* Working data:
********************

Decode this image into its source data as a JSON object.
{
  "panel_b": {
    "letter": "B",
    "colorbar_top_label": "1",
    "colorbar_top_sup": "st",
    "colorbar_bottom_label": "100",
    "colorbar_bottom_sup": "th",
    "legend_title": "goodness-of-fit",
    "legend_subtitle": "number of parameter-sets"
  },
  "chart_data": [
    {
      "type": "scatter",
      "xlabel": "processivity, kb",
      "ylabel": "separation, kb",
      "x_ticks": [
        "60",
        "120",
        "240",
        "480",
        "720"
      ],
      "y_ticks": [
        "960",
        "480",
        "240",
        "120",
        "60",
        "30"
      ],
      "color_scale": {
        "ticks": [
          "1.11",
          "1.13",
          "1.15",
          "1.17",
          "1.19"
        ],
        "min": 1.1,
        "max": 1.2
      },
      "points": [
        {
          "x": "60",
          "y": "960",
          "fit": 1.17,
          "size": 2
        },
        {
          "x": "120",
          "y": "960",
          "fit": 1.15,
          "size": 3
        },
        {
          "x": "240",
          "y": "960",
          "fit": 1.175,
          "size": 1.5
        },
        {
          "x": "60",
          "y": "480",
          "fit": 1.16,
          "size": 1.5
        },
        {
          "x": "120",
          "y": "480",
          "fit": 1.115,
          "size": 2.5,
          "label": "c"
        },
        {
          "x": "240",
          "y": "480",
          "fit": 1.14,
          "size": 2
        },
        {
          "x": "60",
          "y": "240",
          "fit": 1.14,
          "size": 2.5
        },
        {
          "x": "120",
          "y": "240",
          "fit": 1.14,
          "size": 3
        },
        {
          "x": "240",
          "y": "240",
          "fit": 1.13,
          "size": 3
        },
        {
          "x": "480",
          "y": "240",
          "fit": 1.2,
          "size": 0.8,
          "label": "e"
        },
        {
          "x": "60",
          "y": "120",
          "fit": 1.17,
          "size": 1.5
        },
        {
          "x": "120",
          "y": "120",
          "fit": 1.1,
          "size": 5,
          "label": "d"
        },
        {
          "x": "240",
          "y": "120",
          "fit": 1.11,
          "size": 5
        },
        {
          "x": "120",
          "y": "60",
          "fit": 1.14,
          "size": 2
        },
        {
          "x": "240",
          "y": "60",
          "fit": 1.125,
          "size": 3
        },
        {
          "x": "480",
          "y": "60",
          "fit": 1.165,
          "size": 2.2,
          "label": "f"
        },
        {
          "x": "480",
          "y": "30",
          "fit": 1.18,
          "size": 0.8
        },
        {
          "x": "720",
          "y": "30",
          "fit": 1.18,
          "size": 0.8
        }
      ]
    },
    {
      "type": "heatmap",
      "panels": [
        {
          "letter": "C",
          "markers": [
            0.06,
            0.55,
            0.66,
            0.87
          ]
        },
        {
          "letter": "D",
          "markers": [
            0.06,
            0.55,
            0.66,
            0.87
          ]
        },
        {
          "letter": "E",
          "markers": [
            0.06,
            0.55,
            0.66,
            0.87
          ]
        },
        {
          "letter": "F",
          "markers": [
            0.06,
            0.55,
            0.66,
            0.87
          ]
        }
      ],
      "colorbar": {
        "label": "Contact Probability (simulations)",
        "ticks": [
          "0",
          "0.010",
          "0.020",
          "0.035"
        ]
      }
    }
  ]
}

********************

* Problem description: Please set down all the data word for word.

* Answer below:
Decode this image into its source data as a JSON object.
{
  "panel_b": {
    "letter": "B",
    "colorbar_top_label": "1",
    "colorbar_top_sup": "st",
    "colorbar_bottom_label": "100",
    "colorbar_bottom_sup": "th",
    "legend_title": "goodness-of-fit",
    "legend_subtitle": "number of parameter-sets"
  },
  "chart_data": [
    {
      "type": "scatter",
      "xlabel": "processivity, kb",
      "ylabel": "separation, kb",
      "x_ticks": [
        "60",
        "120",
        "240",
        "480",
        "720"
      ],
      "y_ticks": [
        "960",
        "480",
        "240",
        "120",
        "60",
        "30"
      ],
      "color_scale": {
        "ticks": [
          "1.11",
          "1.13",
          "1.15",
          "1.17",
          "1.19"
        ],
        "min": 1.1,
        "max": 1.2
      },
      "points": [
        {
          "x": "60",
          "y": "960",
          "fit": 1.17,
          "size": 2
        },
        {
          "x": "120",
          "y": "960",
          "fit": 1.15,
          "size": 3
        },
        {
          "x": "240",
          "y": "960",
          "fit": 1.175,
          "size": 1.5
        },
        {
          "x": "60",
          "y": "480",
          "fit": 1.16,
          "size": 1.5
        },
        {
          "x": "120",
          "y": "480",
          "fit": 1.115,
          "size": 2.5,
          "label": "c"
        },
        {
          "x": "240",
          "y": "480",
          "fit": 1.14,
          "size": 2
        },
        {
          "x": "60",
          "y": "240",
          "fit": 1.14,
          "size": 2.5
        },
        {
          "x": "120",
          "y": "240",
          "fit": 1.14,
          "size": 3
        },
        {
          "x": "240",
          "y": "240",
          "fit": 1.13,
          "size": 3
        },
        {
          "x": "480",
          "y": "240",
          "fit": 1.2,
          "size": 0.8,
          "label": "e"
        },
        {
          "x": "60",
          "y": "120",
          "fit": 1.17,
          "size": 1.5
        },
        {
          "x": "120",
          "y": "120",
          "fit": 1.1,
          "size": 5,
          "label": "d"
        },
        {
          "x": "240",
          "y": "120",
          "fit": 1.11,
          "size": 5
        },
        {
          "x": "120",
          "y": "60",
          "fit": 1.14,
          "size": 2
        },
        {
          "x": "240",
          "y": "60",
          "fit": 1.125,
          "size": 3
        },
        {
          "x": "480",
          "y": "60",
          "fit": 1.165,
          "size": 2.2,
          "label": "f"
        },
        {
          "x": "480",
          "y": "30",
          "fit": 1.18,
          "size": 0.8
        },
        {
          "x": "720",
          "y": "30",
          "fit": 1.18,
          "size": 0.8
        }
      ]
    },
    {
      "type": "heatmap",
      "panels": [
        {
          "letter": "C",
          "markers": [
            0.06,
            0.55,
            0.66,
            0.87
          ]
        },
        {
          "letter": "D",
          "markers": [
            0.06,
            0.55,
            0.66,
            0.87
          ]
        },
        {
          "letter": "E",
          "markers": [
            0.06,
            0.55,
            0.66,
            0.87
          ]
        },
        {
          "letter": "F",
          "markers": [
            0.06,
            0.55,
            0.66,
            0.87
          ]
        }
      ],
      "colorbar": {
        "label": "Contact Probability (simulations)",
        "ticks": [
          "0",
          "0.010",
          "0.020",
          "0.035"
        ]
      }
    }
  ]
}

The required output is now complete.